▸ REQUIRED TASK:
The complete listing should be restated exactly.

▸ ENTRIES SUPPLIED:

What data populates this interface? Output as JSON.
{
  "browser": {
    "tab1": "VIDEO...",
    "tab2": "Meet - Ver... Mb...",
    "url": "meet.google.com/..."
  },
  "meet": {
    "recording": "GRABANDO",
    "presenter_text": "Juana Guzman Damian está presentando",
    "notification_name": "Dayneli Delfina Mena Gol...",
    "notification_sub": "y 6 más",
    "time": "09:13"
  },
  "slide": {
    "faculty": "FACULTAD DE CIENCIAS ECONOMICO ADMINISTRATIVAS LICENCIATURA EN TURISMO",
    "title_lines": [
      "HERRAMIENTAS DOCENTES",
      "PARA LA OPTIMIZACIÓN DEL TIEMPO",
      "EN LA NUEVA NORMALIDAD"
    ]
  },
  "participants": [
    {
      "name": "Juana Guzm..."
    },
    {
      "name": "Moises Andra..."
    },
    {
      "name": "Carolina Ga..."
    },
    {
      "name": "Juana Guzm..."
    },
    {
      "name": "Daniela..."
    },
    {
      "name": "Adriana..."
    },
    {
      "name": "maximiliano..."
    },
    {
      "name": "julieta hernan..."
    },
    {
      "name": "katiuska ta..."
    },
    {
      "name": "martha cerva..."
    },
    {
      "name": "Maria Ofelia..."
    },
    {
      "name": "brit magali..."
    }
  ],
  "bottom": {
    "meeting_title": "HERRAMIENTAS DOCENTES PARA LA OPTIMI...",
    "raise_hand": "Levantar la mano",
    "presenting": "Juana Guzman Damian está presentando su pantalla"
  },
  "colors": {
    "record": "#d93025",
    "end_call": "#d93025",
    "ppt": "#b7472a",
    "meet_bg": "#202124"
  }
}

▸ RESULT:
What data populates this interface? Output as JSON.
{
  "browser": {
    "tab1": "VIDEO...",
    "tab2": "Meet - Ver... Mb...",
    "url": "meet.google.com/..."
  },
  "meet": {
    "recording": "GRABANDO",
    "presenter_text": "Juana Guzman Damian está presentando",
    "notification_name": "Dayneli Delfina Mena Gol...",
    "notification_sub": "y 6 más",
    "time": "09:13"
  },
  "slide": {
    "faculty": "FACULTAD DE CIENCIAS ECONOMICO ADMINISTRATIVAS LICENCIATURA EN TURISMO",
    "title_lines": [
      "HERRAMIENTAS DOCENTES",
      "PARA LA OPTIMIZACIÓN DEL TIEMPO",
      "EN LA NUEVA NORMALIDAD"
    ]
  },
  "participants": [
    {
      "name": "Juana Guzm..."
    },
    {
      "name": "Moises Andra..."
    },
    {
      "name": "Carolina Ga..."
    },
    {
      "name": "Juana Guzm..."
    },
    {
      "name": "Daniela..."
    },
    {
      "name": "Adriana..."
    },
    {
      "name": "maximiliano..."
    },
    {
      "name": "julieta hernan..."
    },
    {
      "name": "katiuska ta..."
    },
    {
      "name": "martha cerva..."
    },
    {
      "name": "Maria Ofelia..."
    },
    {
      "name": "brit magali..."
    }
  ],
  "bottom": {
    "meeting_title": "HERRAMIENTAS DOCENTES PARA LA OPTIMI...",
    "raise_hand": "Levantar la mano",
    "presenting": "Juana Guzman Damian está presentando su pantalla"
  },
  "colors": {
    "record": "#d93025",
    "end_call": "#d93025",
    "ppt": "#b7472a",
    "meet_bg": "#202124"
  }
}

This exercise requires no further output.